**SHORT TASK:**
Copy the data below line by line, keeping every character unchanged.

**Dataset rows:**

● ● ● ● ● ● ●

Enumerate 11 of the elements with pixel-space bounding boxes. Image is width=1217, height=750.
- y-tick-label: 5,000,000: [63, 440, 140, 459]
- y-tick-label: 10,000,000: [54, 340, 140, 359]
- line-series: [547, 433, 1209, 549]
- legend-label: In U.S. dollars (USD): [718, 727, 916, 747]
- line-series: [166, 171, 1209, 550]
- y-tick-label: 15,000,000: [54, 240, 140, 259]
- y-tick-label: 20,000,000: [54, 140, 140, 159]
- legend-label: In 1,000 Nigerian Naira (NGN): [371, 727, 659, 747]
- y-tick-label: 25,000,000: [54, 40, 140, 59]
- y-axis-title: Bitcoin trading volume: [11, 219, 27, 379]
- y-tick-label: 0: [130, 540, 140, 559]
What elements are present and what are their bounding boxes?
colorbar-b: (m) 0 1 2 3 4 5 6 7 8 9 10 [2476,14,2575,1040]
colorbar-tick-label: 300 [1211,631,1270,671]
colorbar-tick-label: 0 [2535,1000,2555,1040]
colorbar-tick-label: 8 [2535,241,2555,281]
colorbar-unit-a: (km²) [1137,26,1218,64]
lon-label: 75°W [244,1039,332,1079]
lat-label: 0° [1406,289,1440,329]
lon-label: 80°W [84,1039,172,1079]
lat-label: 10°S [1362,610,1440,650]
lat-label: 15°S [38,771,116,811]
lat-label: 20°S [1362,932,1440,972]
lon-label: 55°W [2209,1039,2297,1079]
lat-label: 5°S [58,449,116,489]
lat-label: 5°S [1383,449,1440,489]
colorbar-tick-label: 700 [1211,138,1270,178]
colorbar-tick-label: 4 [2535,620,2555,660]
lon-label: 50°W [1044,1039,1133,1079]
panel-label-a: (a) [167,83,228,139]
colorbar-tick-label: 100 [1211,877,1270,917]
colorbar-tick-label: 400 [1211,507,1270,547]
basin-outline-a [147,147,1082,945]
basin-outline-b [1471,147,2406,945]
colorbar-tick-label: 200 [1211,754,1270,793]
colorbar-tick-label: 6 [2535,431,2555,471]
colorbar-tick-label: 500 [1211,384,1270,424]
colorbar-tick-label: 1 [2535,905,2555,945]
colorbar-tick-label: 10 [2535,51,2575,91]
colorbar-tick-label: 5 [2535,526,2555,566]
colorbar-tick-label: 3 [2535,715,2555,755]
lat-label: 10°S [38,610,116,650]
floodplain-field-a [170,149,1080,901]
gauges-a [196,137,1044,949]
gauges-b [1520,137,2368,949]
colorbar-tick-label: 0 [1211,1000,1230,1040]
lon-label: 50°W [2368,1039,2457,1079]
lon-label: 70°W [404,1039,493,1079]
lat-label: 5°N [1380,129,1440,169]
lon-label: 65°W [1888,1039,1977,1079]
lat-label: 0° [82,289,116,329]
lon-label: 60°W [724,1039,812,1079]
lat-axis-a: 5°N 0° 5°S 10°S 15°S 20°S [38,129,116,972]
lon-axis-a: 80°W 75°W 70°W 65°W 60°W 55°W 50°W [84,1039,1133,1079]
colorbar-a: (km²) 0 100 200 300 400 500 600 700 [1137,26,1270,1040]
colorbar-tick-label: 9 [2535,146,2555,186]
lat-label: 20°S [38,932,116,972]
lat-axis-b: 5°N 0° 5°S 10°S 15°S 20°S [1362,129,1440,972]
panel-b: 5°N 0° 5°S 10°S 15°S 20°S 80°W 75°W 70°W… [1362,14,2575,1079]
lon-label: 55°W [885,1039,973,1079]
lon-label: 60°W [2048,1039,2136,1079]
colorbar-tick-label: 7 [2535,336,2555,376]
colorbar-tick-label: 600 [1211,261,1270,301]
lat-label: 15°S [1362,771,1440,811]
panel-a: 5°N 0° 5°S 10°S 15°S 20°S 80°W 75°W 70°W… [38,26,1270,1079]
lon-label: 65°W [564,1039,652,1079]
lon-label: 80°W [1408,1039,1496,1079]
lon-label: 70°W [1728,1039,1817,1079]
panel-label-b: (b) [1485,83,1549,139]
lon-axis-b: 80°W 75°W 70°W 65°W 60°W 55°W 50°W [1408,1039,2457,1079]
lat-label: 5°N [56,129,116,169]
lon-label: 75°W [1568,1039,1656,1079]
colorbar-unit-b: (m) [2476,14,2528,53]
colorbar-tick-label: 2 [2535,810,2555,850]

● ● ● ● ● ● ●

**WRITTEN REPLY:**
Enumerate 11 of the elements with pixel-space bounding boxes. Image is width=1217, height=750.
- y-tick-label: 5,000,000: [63, 440, 140, 459]
- y-tick-label: 10,000,000: [54, 340, 140, 359]
- line-series: [547, 433, 1209, 549]
- legend-label: In U.S. dollars (USD): [718, 727, 916, 747]
- line-series: [166, 171, 1209, 550]
- y-tick-label: 15,000,000: [54, 240, 140, 259]
- y-tick-label: 20,000,000: [54, 140, 140, 159]
- legend-label: In 1,000 Nigerian Naira (NGN): [371, 727, 659, 747]
- y-tick-label: 25,000,000: [54, 40, 140, 59]
- y-axis-title: Bitcoin trading volume: [11, 219, 27, 379]
- y-tick-label: 0: [130, 540, 140, 559]
What elements are present and what are their bounding boxes?
colorbar-b: (m) 0 1 2 3 4 5 6 7 8 9 10 [2476,14,2575,1040]
colorbar-tick-label: 300 [1211,631,1270,671]
colorbar-tick-label: 0 [2535,1000,2555,1040]
colorbar-tick-label: 8 [2535,241,2555,281]
colorbar-unit-a: (km²) [1137,26,1218,64]
lon-label: 75°W [244,1039,332,1079]
lat-label: 0° [1406,289,1440,329]
lon-label: 80°W [84,1039,172,1079]
lat-label: 10°S [1362,610,1440,650]
lat-label: 15°S [38,771,116,811]
lat-label: 20°S [1362,932,1440,972]
lon-label: 55°W [2209,1039,2297,1079]
lat-label: 5°S [58,449,116,489]
lat-label: 5°S [1383,449,1440,489]
colorbar-tick-label: 700 [1211,138,1270,178]
colorbar-tick-label: 4 [2535,620,2555,660]
lon-label: 50°W [1044,1039,1133,1079]
panel-label-a: (a) [167,83,228,139]
colorbar-tick-label: 100 [1211,877,1270,917]
colorbar-tick-label: 400 [1211,507,1270,547]
basin-outline-a [147,147,1082,945]
basin-outline-b [1471,147,2406,945]
colorbar-tick-label: 200 [1211,754,1270,793]
colorbar-tick-label: 6 [2535,431,2555,471]
colorbar-tick-label: 500 [1211,384,1270,424]
colorbar-tick-label: 1 [2535,905,2555,945]
colorbar-tick-label: 10 [2535,51,2575,91]
colorbar-tick-label: 5 [2535,526,2555,566]
colorbar-tick-label: 3 [2535,715,2555,755]
lat-label: 10°S [38,610,116,650]
floodplain-field-a [170,149,1080,901]
gauges-a [196,137,1044,949]
gauges-b [1520,137,2368,949]
colorbar-tick-label: 0 [1211,1000,1230,1040]
lon-label: 50°W [2368,1039,2457,1079]
lon-label: 70°W [404,1039,493,1079]
lat-label: 5°N [1380,129,1440,169]
lon-label: 65°W [1888,1039,1977,1079]
lat-label: 0° [82,289,116,329]
lon-label: 60°W [724,1039,812,1079]
lat-axis-a: 5°N 0° 5°S 10°S 15°S 20°S [38,129,116,972]
lon-axis-a: 80°W 75°W 70°W 65°W 60°W 55°W 50°W [84,1039,1133,1079]
colorbar-a: (km²) 0 100 200 300 400 500 600 700 [1137,26,1270,1040]
colorbar-tick-label: 9 [2535,146,2555,186]
lat-label: 20°S [38,932,116,972]
lat-axis-b: 5°N 0° 5°S 10°S 15°S 20°S [1362,129,1440,972]
panel-b: 5°N 0° 5°S 10°S 15°S 20°S 80°W 75°W 70°W… [1362,14,2575,1079]
lon-label: 55°W [885,1039,973,1079]
lon-label: 60°W [2048,1039,2136,1079]
colorbar-tick-label: 7 [2535,336,2555,376]
colorbar-tick-label: 600 [1211,261,1270,301]
lat-label: 15°S [1362,771,1440,811]
panel-a: 5°N 0° 5°S 10°S 15°S 20°S 80°W 75°W 70°W… [38,26,1270,1079]
lon-label: 65°W [564,1039,652,1079]
lon-label: 80°W [1408,1039,1496,1079]
lon-label: 70°W [1728,1039,1817,1079]
panel-label-b: (b) [1485,83,1549,139]
lon-axis-b: 80°W 75°W 70°W 65°W 60°W 55°W 50°W [1408,1039,2457,1079]
lat-label: 5°N [56,129,116,169]
lon-label: 75°W [1568,1039,1656,1079]
colorbar-unit-b: (m) [2476,14,2528,53]
colorbar-tick-label: 2 [2535,810,2555,850]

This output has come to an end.